BEGIN Records for this task

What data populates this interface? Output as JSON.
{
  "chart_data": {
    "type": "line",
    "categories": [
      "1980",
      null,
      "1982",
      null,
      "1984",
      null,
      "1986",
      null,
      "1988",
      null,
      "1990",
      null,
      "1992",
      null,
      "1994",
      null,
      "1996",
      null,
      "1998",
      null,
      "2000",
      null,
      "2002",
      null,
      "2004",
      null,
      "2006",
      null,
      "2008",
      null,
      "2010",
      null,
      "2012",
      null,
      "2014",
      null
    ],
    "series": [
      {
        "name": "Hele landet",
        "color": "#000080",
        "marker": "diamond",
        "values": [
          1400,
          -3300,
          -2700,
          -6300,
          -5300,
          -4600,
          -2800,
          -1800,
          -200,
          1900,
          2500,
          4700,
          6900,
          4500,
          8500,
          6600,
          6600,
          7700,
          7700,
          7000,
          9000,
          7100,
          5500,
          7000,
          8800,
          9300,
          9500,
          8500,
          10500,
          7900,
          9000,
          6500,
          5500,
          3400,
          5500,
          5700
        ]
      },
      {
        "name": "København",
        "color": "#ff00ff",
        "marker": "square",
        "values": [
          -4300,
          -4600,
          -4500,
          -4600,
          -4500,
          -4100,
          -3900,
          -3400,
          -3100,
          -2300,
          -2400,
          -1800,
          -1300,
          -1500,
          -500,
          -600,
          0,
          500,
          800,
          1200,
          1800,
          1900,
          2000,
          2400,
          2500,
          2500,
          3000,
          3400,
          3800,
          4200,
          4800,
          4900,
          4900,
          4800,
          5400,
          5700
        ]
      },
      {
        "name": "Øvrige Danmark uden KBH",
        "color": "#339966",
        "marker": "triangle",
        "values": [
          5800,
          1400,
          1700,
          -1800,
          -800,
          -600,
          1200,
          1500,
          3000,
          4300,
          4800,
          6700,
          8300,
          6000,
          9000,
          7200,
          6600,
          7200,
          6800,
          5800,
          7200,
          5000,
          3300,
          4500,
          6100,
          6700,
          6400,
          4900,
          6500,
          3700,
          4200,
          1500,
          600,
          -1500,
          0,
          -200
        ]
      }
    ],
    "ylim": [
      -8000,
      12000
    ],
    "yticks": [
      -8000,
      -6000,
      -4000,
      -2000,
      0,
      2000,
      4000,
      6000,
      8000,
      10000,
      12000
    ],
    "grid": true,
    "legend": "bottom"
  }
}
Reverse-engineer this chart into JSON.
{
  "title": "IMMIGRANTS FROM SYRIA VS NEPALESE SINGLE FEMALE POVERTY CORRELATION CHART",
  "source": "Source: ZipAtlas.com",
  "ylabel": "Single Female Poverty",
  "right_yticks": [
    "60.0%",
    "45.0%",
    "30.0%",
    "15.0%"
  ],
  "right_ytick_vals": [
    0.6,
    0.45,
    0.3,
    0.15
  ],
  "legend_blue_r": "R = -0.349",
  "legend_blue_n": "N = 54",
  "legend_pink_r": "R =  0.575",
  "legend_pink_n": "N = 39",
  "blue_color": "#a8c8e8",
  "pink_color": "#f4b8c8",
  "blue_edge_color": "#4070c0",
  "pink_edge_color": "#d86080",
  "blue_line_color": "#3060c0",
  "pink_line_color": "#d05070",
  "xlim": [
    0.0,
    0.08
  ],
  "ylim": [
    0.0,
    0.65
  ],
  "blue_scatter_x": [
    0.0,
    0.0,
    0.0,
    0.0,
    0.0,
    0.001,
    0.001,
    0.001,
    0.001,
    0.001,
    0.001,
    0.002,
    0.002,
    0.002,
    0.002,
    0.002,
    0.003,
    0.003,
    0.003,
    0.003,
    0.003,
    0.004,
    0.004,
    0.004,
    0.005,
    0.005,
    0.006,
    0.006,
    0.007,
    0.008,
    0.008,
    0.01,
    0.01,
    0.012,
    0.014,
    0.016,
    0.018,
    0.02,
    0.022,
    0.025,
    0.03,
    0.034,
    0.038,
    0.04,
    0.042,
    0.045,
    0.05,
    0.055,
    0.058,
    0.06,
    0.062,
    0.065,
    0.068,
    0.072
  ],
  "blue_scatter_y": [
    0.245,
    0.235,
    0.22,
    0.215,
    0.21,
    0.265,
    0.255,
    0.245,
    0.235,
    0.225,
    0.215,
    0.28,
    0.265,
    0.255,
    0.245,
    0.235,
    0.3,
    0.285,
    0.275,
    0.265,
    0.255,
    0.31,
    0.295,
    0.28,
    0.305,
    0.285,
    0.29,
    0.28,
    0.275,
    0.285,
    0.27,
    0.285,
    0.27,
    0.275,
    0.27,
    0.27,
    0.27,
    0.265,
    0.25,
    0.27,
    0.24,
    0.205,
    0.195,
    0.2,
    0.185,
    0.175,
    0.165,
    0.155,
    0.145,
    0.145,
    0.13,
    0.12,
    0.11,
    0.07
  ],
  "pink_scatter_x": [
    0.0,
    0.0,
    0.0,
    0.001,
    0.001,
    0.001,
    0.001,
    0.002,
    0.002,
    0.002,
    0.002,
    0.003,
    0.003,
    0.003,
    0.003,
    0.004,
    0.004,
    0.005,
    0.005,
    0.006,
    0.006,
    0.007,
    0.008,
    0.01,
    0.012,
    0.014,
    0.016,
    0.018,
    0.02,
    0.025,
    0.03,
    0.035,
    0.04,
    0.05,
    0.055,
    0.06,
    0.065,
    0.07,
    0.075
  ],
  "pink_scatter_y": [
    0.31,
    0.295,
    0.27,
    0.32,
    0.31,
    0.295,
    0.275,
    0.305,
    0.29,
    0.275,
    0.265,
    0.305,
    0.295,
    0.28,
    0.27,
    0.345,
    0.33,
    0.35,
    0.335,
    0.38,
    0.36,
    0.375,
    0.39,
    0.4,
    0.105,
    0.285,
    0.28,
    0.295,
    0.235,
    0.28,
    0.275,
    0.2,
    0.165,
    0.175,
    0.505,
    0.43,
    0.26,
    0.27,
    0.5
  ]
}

END Records for this task

Work to be completed: Copy out every line in the entries above that holds "name".

Problem solution:
        "name": "Hele landet",
        "name": "København",
        "name": "Øvrige Danmark uden KBH",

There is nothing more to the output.